STATED TASK: Go through the records and copy each line where the word "Women" occurs.

·····

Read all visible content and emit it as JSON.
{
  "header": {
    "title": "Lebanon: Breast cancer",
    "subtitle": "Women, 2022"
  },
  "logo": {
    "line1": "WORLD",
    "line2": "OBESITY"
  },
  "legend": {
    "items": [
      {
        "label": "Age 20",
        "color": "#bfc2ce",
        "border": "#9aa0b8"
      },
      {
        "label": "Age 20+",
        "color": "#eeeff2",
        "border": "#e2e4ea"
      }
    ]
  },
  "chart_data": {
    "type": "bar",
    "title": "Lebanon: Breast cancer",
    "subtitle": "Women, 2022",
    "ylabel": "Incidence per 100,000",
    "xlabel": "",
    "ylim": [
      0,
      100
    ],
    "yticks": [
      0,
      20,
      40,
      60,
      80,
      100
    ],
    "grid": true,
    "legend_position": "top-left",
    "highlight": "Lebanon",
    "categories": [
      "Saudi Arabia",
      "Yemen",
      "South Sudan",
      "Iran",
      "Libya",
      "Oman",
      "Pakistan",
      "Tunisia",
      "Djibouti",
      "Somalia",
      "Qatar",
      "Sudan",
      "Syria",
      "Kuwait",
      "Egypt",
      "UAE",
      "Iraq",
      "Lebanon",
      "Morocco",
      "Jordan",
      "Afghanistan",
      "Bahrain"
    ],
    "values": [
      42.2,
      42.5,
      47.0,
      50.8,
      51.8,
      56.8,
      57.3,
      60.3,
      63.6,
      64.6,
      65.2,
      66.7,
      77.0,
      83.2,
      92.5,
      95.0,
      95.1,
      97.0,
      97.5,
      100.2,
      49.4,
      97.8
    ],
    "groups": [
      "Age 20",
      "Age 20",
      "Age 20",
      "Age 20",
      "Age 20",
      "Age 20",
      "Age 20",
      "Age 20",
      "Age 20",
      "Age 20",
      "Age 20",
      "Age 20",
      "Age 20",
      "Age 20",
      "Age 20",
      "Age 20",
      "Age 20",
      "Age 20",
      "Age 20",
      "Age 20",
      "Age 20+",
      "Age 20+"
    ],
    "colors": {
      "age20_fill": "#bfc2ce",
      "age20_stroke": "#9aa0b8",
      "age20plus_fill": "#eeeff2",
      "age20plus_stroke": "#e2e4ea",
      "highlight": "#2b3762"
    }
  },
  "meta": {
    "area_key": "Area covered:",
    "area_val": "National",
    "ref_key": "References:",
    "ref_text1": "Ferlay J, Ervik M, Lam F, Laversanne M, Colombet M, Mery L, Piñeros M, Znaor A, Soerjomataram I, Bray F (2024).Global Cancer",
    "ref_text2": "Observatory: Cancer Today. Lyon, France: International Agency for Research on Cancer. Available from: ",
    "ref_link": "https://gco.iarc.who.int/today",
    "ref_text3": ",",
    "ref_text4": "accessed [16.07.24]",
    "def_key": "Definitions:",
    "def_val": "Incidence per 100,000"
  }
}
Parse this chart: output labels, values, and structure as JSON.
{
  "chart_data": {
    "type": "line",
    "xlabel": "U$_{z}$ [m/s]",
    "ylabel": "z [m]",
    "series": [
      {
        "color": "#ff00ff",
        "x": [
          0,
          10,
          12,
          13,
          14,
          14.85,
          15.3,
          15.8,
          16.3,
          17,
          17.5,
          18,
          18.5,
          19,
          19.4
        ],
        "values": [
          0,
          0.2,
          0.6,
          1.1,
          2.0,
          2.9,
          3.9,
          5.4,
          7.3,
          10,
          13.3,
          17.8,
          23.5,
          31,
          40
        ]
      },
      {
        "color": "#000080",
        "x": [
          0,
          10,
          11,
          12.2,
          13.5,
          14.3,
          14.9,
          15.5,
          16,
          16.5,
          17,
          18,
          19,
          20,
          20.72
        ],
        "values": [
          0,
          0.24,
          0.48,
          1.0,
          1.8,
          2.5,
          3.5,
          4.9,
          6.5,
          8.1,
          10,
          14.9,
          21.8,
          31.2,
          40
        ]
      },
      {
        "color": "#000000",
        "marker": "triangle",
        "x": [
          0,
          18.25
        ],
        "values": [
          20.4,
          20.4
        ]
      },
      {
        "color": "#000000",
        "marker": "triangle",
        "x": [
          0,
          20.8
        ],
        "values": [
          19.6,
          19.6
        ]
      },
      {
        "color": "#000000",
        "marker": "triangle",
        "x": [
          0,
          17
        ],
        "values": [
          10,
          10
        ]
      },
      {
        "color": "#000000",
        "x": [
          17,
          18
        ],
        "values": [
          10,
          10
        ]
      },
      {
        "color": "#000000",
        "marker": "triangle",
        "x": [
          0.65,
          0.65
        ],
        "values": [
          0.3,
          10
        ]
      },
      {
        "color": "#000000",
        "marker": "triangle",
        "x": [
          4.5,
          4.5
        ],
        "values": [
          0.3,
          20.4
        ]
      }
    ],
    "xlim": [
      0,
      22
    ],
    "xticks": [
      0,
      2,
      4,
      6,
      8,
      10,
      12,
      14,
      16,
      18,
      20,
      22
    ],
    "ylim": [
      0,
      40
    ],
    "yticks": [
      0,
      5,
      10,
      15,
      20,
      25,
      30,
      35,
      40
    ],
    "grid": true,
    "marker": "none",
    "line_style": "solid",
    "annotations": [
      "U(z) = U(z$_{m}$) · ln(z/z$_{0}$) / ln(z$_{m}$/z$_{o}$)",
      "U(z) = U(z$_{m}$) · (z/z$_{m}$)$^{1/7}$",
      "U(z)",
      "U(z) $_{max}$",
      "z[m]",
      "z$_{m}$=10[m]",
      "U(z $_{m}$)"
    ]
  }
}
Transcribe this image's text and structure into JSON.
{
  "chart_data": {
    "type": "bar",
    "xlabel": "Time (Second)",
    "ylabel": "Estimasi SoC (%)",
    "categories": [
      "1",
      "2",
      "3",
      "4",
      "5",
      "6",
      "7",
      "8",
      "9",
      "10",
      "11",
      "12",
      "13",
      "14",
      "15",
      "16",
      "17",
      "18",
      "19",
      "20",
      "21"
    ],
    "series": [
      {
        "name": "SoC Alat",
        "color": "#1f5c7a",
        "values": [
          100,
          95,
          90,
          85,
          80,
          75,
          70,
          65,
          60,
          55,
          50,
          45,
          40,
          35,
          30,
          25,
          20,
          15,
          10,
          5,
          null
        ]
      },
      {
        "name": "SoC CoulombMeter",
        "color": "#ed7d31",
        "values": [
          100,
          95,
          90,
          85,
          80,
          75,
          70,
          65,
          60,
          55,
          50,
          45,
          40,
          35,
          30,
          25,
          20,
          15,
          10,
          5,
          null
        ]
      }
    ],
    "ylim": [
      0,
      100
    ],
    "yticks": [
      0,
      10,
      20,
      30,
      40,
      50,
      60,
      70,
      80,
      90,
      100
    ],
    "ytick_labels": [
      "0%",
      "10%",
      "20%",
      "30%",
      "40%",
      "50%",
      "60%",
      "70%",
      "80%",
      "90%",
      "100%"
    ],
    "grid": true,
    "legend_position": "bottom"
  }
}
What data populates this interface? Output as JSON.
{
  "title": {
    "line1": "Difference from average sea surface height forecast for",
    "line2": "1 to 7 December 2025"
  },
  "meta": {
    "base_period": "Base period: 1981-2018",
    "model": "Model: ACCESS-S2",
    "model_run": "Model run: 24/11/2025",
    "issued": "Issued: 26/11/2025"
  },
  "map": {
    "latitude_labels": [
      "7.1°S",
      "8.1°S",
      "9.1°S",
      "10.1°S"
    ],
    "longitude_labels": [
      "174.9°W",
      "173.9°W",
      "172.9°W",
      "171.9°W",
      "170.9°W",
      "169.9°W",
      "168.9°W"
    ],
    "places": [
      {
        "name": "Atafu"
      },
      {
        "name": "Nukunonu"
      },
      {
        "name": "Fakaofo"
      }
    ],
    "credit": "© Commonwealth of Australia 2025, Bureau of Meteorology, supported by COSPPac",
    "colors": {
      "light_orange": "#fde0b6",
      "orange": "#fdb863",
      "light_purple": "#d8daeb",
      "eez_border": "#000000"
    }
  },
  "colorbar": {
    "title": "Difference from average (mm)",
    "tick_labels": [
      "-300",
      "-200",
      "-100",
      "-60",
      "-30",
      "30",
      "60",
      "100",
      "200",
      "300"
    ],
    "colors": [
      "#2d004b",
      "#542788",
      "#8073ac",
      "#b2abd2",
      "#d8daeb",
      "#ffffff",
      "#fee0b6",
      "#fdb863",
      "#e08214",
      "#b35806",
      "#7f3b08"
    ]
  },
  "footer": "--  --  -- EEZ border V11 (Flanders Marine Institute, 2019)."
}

·····

RESPONSE:
    "subtitle": "Women, 2022"
    "subtitle": "Women, 2022",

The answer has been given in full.